* **EXERCISE**
Produce the listing below again, exactly as shown.

--- DATA SHOWN ---

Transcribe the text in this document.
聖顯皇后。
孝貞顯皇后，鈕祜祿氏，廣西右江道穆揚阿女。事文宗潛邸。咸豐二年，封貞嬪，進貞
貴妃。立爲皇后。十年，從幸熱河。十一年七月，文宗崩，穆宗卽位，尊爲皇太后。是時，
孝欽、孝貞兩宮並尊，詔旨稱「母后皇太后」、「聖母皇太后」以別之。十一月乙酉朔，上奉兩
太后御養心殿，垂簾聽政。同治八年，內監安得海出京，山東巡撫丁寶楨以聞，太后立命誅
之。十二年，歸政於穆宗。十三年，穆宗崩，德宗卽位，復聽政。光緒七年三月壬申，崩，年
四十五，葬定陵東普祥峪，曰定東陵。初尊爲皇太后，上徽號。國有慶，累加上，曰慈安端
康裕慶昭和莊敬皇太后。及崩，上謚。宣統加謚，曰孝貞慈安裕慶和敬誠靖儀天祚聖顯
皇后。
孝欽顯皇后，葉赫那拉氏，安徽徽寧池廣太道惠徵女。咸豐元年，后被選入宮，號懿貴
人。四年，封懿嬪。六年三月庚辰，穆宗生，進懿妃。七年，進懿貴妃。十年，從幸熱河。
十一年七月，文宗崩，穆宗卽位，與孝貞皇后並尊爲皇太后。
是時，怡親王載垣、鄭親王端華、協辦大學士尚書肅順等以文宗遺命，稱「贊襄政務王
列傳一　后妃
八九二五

---

* **WORKED ANSWER**
Transcribe the text in this document.
聖顯皇后。
孝貞顯皇后，鈕祜祿氏，廣西右江道穆揚阿女。事文宗潛邸。咸豐二年，封貞嬪，進貞
貴妃。立爲皇后。十年，從幸熱河。十一年七月，文宗崩，穆宗卽位，尊爲皇太后。是時，
孝欽、孝貞兩宮並尊，詔旨稱「母后皇太后」、「聖母皇太后」以別之。十一月乙酉朔，上奉兩
太后御養心殿，垂簾聽政。同治八年，內監安得海出京，山東巡撫丁寶楨以聞，太后立命誅
之。十二年，歸政於穆宗。十三年，穆宗崩，德宗卽位，復聽政。光緒七年三月壬申，崩，年
四十五，葬定陵東普祥峪，曰定東陵。初尊爲皇太后，上徽號。國有慶，累加上，曰慈安端
康裕慶昭和莊敬皇太后。及崩，上謚。宣統加謚，曰孝貞慈安裕慶和敬誠靖儀天祚聖顯
皇后。
孝欽顯皇后，葉赫那拉氏，安徽徽寧池廣太道惠徵女。咸豐元年，后被選入宮，號懿貴
人。四年，封懿嬪。六年三月庚辰，穆宗生，進懿妃。七年，進懿貴妃。十年，從幸熱河。
十一年七月，文宗崩，穆宗卽位，與孝貞皇后並尊爲皇太后。
是時，怡親王載垣、鄭親王端華、協辦大學士尚書肅順等以文宗遺命，稱「贊襄政務王
列傳一　后妃
八九二五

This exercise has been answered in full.